++++ The records
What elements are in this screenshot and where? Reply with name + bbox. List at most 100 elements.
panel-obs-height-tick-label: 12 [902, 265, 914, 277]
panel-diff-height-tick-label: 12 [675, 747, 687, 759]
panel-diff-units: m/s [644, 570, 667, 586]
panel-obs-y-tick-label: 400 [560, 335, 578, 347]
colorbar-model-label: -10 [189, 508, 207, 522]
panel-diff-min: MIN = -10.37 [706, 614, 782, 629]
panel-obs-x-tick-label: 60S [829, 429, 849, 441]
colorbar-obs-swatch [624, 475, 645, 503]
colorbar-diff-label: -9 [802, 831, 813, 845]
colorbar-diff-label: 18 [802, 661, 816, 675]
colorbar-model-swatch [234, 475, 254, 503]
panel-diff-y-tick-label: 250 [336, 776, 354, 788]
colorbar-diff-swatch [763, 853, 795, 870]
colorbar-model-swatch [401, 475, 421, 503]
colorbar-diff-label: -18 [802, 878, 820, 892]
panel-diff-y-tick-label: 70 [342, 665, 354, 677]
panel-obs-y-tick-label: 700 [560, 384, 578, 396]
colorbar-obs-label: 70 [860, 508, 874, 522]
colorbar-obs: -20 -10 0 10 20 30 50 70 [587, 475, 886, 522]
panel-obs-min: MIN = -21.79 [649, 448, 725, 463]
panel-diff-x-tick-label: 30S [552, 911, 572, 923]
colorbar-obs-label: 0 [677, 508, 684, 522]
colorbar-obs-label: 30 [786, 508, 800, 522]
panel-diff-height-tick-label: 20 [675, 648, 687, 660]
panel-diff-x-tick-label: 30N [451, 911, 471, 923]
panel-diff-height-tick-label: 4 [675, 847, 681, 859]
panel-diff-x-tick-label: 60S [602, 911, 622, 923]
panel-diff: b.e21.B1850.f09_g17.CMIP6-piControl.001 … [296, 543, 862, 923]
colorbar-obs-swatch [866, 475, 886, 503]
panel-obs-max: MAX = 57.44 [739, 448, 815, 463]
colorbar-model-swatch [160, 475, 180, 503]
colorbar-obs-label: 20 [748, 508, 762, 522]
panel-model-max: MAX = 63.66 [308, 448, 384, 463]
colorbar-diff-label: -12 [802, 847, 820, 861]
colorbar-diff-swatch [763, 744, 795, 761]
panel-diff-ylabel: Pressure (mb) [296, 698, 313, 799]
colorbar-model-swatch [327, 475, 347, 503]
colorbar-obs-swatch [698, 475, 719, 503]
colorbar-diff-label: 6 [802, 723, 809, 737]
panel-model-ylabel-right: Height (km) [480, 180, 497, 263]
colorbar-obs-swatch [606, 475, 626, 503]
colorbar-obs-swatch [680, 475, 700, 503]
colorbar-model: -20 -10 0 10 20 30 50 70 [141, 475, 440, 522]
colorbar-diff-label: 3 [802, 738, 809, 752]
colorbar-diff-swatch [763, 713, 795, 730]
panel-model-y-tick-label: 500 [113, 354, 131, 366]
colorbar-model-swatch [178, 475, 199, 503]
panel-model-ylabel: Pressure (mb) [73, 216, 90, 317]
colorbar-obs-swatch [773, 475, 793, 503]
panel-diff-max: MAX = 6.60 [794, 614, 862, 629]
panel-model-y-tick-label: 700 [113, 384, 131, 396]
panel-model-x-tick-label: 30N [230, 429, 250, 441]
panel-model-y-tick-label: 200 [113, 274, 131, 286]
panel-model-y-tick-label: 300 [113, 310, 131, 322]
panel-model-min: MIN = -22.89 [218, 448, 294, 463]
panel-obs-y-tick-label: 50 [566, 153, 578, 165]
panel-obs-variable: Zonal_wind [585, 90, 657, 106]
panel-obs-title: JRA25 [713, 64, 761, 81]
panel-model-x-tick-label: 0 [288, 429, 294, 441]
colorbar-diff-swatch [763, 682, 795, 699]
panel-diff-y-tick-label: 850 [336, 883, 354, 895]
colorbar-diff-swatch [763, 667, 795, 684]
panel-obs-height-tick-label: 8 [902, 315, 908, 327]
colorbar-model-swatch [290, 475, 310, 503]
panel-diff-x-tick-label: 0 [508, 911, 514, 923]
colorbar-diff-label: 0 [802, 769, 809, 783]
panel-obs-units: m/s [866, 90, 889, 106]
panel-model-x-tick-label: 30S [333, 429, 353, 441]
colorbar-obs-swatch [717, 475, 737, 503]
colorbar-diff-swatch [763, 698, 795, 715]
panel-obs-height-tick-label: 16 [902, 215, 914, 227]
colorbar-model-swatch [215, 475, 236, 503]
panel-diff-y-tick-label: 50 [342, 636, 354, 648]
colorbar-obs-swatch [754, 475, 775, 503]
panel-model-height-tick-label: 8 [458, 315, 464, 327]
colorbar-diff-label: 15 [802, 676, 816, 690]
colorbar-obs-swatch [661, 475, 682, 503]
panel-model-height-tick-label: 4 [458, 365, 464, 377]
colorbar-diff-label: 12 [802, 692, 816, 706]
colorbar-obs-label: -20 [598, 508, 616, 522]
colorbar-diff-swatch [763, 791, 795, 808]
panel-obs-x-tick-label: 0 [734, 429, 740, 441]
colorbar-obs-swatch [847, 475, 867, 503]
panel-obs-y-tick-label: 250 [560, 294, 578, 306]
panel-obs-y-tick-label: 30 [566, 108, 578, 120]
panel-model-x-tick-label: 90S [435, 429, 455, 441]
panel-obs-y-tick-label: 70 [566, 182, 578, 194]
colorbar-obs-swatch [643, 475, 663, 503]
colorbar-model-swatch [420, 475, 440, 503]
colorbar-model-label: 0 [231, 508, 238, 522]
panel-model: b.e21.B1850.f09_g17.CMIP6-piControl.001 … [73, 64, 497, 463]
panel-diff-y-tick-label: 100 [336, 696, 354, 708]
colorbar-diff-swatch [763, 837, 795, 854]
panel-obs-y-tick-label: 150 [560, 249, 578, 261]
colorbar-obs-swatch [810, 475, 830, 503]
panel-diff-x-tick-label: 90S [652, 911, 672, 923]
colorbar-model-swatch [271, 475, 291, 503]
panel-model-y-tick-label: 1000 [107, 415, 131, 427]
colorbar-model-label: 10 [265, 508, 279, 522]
++++++++
Please write out the lines above again, swapping "Pressure (mb)" for "Pressure (hPa)" and leaving everything else unchanged.

| Written response |
What elements are in this screenshot and where? Reply with name + bbox. List at most 100 elements.
panel-obs-height-tick-label: 12 [902, 265, 914, 277]
panel-diff-height-tick-label: 12 [675, 747, 687, 759]
panel-diff-units: m/s [644, 570, 667, 586]
panel-obs-y-tick-label: 400 [560, 335, 578, 347]
colorbar-model-label: -10 [189, 508, 207, 522]
panel-diff-min: MIN = -10.37 [706, 614, 782, 629]
panel-obs-x-tick-label: 60S [829, 429, 849, 441]
colorbar-obs-swatch [624, 475, 645, 503]
colorbar-diff-label: -9 [802, 831, 813, 845]
colorbar-diff-label: 18 [802, 661, 816, 675]
colorbar-model-swatch [234, 475, 254, 503]
panel-diff-y-tick-label: 250 [336, 776, 354, 788]
colorbar-diff-swatch [763, 853, 795, 870]
colorbar-model-swatch [401, 475, 421, 503]
colorbar-diff-label: -18 [802, 878, 820, 892]
panel-diff-y-tick-label: 70 [342, 665, 354, 677]
panel-obs-y-tick-label: 700 [560, 384, 578, 396]
colorbar-obs-label: 70 [860, 508, 874, 522]
colorbar-obs: -20 -10 0 10 20 30 50 70 [587, 475, 886, 522]
panel-obs-min: MIN = -21.79 [649, 448, 725, 463]
panel-diff-x-tick-label: 30S [552, 911, 572, 923]
colorbar-obs-label: 0 [677, 508, 684, 522]
colorbar-obs-label: 30 [786, 508, 800, 522]
panel-diff-height-tick-label: 20 [675, 648, 687, 660]
panel-diff-x-tick-label: 30N [451, 911, 471, 923]
panel-diff-height-tick-label: 4 [675, 847, 681, 859]
panel-diff-x-tick-label: 60S [602, 911, 622, 923]
panel-diff: b.e21.B1850.f09_g17.CMIP6-piControl.001 … [296, 543, 862, 923]
colorbar-obs-swatch [866, 475, 886, 503]
panel-obs-max: MAX = 57.44 [739, 448, 815, 463]
colorbar-model-swatch [160, 475, 180, 503]
colorbar-obs-label: 20 [748, 508, 762, 522]
panel-model-max: MAX = 63.66 [308, 448, 384, 463]
colorbar-diff-label: -12 [802, 847, 820, 861]
colorbar-diff-swatch [763, 744, 795, 761]
panel-diff-ylabel: Pressure (hPa) [296, 698, 313, 799]
colorbar-model-swatch [327, 475, 347, 503]
colorbar-obs-swatch [698, 475, 719, 503]
colorbar-diff-label: 6 [802, 723, 809, 737]
panel-model-ylabel-right: Height (km) [480, 180, 497, 263]
colorbar-obs-swatch [606, 475, 626, 503]
colorbar-obs-swatch [680, 475, 700, 503]
colorbar-model: -20 -10 0 10 20 30 50 70 [141, 475, 440, 522]
colorbar-diff-label: 3 [802, 738, 809, 752]
colorbar-diff-swatch [763, 713, 795, 730]
panel-model-y-tick-label: 500 [113, 354, 131, 366]
colorbar-model-swatch [178, 475, 199, 503]
panel-model-ylabel: Pressure (hPa) [73, 216, 90, 317]
colorbar-obs-swatch [773, 475, 793, 503]
panel-diff-max: MAX = 6.60 [794, 614, 862, 629]
panel-model-y-tick-label: 700 [113, 384, 131, 396]
panel-model-x-tick-label: 30N [230, 429, 250, 441]
panel-model-y-tick-label: 200 [113, 274, 131, 286]
panel-model-y-tick-label: 300 [113, 310, 131, 322]
panel-model-min: MIN = -22.89 [218, 448, 294, 463]
panel-obs-y-tick-label: 50 [566, 153, 578, 165]
panel-obs-variable: Zonal_wind [585, 90, 657, 106]
panel-obs-title: JRA25 [713, 64, 761, 81]
panel-model-x-tick-label: 0 [288, 429, 294, 441]
colorbar-diff-swatch [763, 682, 795, 699]
panel-diff-y-tick-label: 850 [336, 883, 354, 895]
colorbar-diff-swatch [763, 667, 795, 684]
panel-obs-height-tick-label: 8 [902, 315, 908, 327]
colorbar-model-swatch [290, 475, 310, 503]
panel-diff-x-tick-label: 0 [508, 911, 514, 923]
colorbar-diff-label: 0 [802, 769, 809, 783]
panel-obs-units: m/s [866, 90, 889, 106]
panel-model-x-tick-label: 30S [333, 429, 353, 441]
colorbar-obs-swatch [717, 475, 737, 503]
colorbar-diff-swatch [763, 698, 795, 715]
panel-obs-height-tick-label: 16 [902, 215, 914, 227]
colorbar-model-swatch [215, 475, 236, 503]
panel-diff-y-tick-label: 50 [342, 636, 354, 648]
colorbar-obs-swatch [754, 475, 775, 503]
panel-model-height-tick-label: 8 [458, 315, 464, 327]
colorbar-diff-label: 15 [802, 676, 816, 690]
colorbar-obs-swatch [661, 475, 682, 503]
panel-model-height-tick-label: 4 [458, 365, 464, 377]
colorbar-diff-label: 12 [802, 692, 816, 706]
colorbar-obs-label: -20 [598, 508, 616, 522]
colorbar-diff-swatch [763, 791, 795, 808]
panel-obs-x-tick-label: 0 [734, 429, 740, 441]
colorbar-obs-swatch [847, 475, 867, 503]
panel-obs-y-tick-label: 250 [560, 294, 578, 306]
panel-obs-y-tick-label: 30 [566, 108, 578, 120]
panel-model-x-tick-label: 90S [435, 429, 455, 441]
panel-obs-y-tick-label: 70 [566, 182, 578, 194]
colorbar-obs-swatch [643, 475, 663, 503]
colorbar-model-swatch [420, 475, 440, 503]
colorbar-model-label: 0 [231, 508, 238, 522]
panel-model: b.e21.B1850.f09_g17.CMIP6-piControl.001 … [73, 64, 497, 463]
panel-diff-y-tick-label: 100 [336, 696, 354, 708]
colorbar-diff-swatch [763, 837, 795, 854]
panel-obs-y-tick-label: 150 [560, 249, 578, 261]
colorbar-obs-swatch [810, 475, 830, 503]
panel-diff-x-tick-label: 90S [652, 911, 672, 923]
colorbar-model-swatch [271, 475, 291, 503]
panel-model-y-tick-label: 1000 [107, 415, 131, 427]
colorbar-model-label: 10 [265, 508, 279, 522]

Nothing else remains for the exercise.